Region annotation records:
········

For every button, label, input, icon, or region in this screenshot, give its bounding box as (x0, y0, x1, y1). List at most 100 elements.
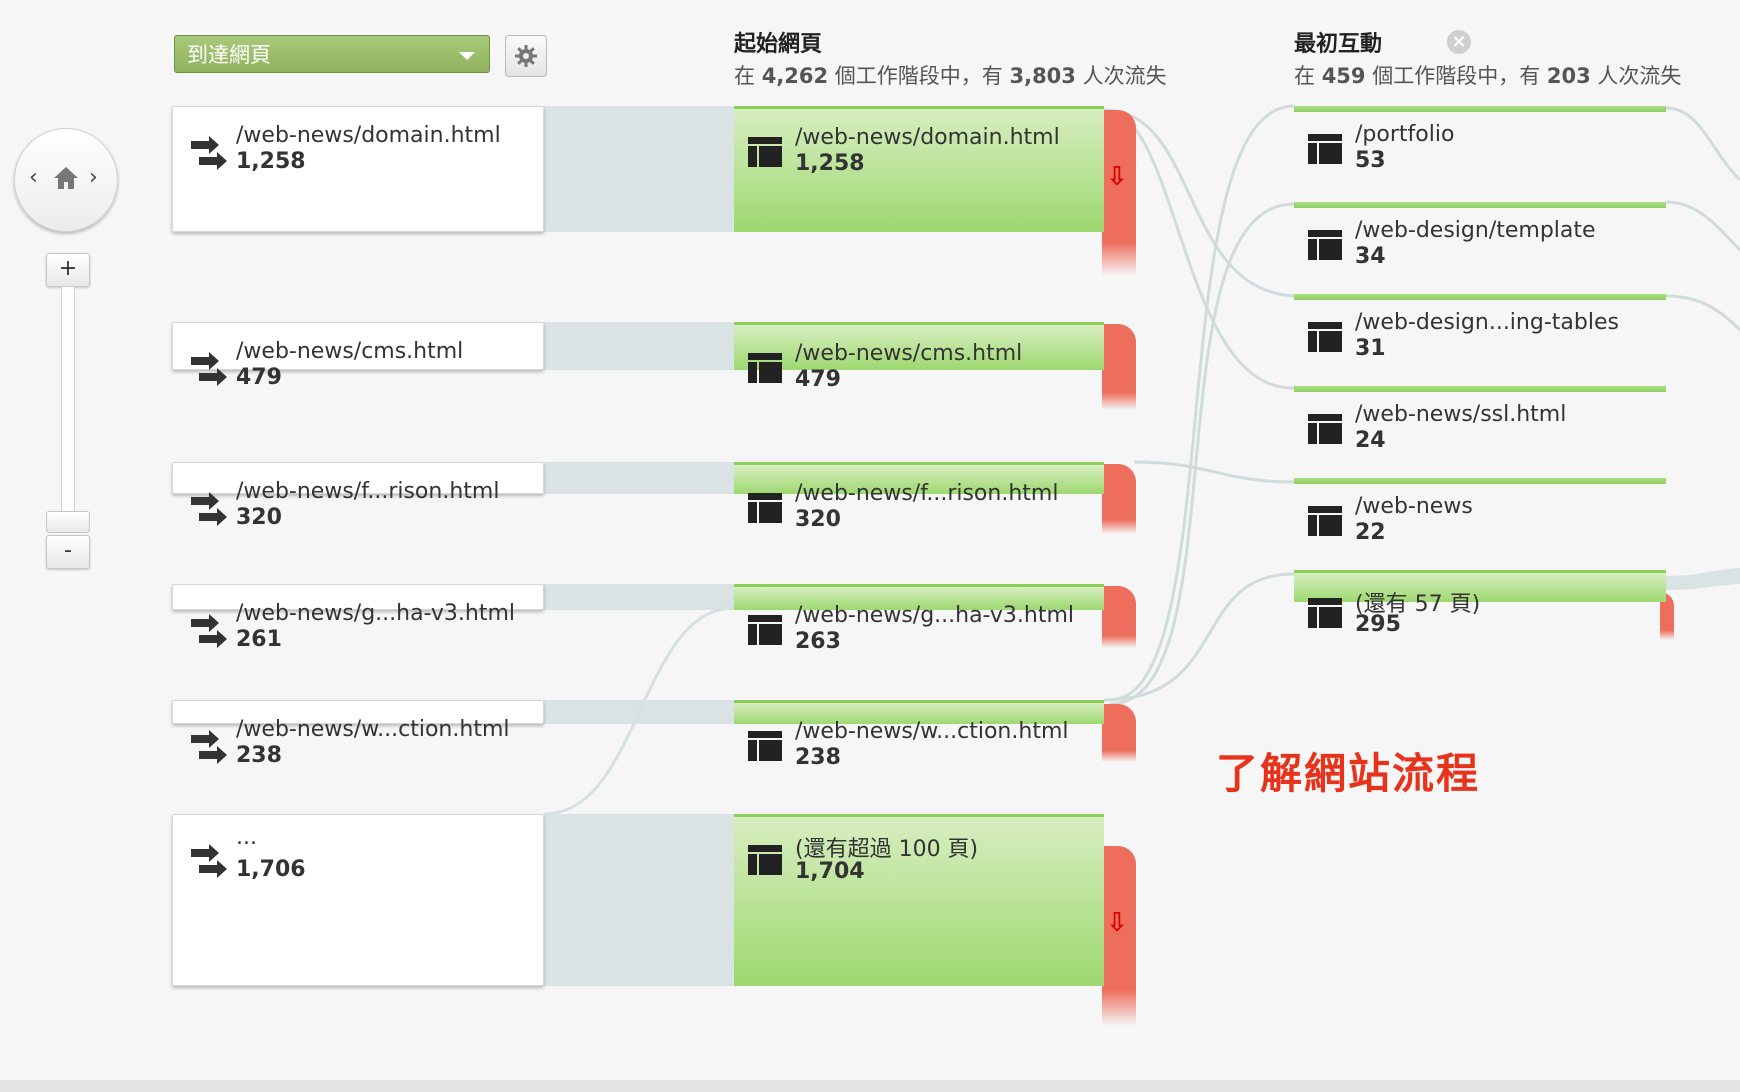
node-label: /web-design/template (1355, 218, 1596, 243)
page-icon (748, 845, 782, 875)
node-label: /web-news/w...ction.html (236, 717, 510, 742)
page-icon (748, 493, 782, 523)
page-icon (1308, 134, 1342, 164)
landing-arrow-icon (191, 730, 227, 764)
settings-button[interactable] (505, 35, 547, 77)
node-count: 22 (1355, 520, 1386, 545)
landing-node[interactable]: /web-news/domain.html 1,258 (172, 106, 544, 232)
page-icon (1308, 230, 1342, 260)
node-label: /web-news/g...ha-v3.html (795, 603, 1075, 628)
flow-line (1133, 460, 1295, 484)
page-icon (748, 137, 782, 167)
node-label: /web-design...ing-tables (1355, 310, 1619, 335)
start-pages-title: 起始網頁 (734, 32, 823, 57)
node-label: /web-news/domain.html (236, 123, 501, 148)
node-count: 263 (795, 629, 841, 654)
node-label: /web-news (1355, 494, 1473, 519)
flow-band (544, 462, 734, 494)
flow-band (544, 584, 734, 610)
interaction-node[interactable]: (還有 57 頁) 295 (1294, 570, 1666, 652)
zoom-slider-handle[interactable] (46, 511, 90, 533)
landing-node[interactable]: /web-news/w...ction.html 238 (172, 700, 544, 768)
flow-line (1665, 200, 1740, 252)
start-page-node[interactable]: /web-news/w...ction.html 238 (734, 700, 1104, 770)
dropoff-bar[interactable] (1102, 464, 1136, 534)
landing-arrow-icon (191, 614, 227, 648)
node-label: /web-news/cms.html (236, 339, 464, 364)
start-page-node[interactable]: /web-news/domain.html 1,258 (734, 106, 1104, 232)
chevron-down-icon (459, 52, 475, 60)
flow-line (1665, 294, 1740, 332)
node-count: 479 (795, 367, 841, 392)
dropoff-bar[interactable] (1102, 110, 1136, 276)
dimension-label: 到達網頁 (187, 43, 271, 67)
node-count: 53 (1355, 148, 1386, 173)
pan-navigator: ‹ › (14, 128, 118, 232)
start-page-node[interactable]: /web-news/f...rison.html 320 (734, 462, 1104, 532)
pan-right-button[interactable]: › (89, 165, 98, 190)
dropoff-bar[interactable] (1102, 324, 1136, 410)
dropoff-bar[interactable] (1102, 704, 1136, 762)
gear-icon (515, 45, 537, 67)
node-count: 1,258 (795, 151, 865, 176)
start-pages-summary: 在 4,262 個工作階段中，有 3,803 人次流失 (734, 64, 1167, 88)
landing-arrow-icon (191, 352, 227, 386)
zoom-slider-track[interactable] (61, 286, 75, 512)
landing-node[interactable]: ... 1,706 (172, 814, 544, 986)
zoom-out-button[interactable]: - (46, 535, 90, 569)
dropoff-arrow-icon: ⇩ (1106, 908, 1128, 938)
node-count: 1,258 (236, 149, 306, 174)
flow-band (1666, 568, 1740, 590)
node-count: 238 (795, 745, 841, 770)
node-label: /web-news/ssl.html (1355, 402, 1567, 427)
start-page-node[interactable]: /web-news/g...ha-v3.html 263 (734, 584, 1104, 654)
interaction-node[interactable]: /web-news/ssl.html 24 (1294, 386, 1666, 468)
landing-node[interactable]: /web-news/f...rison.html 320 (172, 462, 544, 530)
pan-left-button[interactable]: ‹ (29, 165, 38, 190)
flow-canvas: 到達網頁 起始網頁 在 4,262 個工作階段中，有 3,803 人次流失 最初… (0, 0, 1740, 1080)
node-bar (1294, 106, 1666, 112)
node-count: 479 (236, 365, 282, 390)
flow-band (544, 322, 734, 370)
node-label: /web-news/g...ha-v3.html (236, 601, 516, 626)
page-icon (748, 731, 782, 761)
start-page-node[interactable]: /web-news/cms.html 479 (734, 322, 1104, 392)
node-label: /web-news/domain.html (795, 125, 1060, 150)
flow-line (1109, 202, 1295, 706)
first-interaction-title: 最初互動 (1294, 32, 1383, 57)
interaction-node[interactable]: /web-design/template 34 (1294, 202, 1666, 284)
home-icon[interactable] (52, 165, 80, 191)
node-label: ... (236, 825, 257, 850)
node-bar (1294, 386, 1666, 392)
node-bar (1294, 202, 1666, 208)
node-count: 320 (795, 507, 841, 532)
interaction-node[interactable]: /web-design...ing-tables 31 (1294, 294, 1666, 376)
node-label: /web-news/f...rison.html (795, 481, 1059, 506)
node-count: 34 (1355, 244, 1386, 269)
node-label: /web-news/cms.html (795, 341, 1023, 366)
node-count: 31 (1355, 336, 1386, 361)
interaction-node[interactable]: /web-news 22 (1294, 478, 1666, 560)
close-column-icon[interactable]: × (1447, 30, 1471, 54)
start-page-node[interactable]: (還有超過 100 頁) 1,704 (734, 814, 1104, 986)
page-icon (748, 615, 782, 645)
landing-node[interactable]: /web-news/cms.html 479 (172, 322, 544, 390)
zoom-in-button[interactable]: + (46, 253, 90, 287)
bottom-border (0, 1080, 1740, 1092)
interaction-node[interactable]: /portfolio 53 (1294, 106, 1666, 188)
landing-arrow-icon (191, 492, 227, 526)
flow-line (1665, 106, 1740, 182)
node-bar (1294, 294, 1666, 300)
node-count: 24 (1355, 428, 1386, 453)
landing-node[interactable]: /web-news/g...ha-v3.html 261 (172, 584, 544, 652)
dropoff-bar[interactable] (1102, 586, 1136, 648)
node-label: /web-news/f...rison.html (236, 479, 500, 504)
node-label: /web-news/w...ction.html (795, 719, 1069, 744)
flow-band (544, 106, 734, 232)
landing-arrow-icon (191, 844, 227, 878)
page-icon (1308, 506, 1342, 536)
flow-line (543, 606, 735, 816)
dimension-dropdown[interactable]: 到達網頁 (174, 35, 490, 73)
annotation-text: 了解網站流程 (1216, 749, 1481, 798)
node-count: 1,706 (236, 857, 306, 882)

········

» What you need to do
Gather every line of the records above that contains the string "flow", and reproduce each such line in full.

» The result
flow-line (1133, 460, 1295, 484)
flow-band (544, 462, 734, 494)
flow-band (544, 584, 734, 610)
flow-line (1665, 200, 1740, 252)
flow-line (1665, 294, 1740, 332)
flow-band (1666, 568, 1740, 590)
flow-canvas: 到達網頁 起始網頁 在 4,262 個工作階段中，有 3,803 人次流失 最初… (0, 0, 1740, 1080)
flow-band (544, 322, 734, 370)
flow-line (1109, 202, 1295, 706)
flow-line (1665, 106, 1740, 182)
flow-band (544, 106, 734, 232)
flow-line (543, 606, 735, 816)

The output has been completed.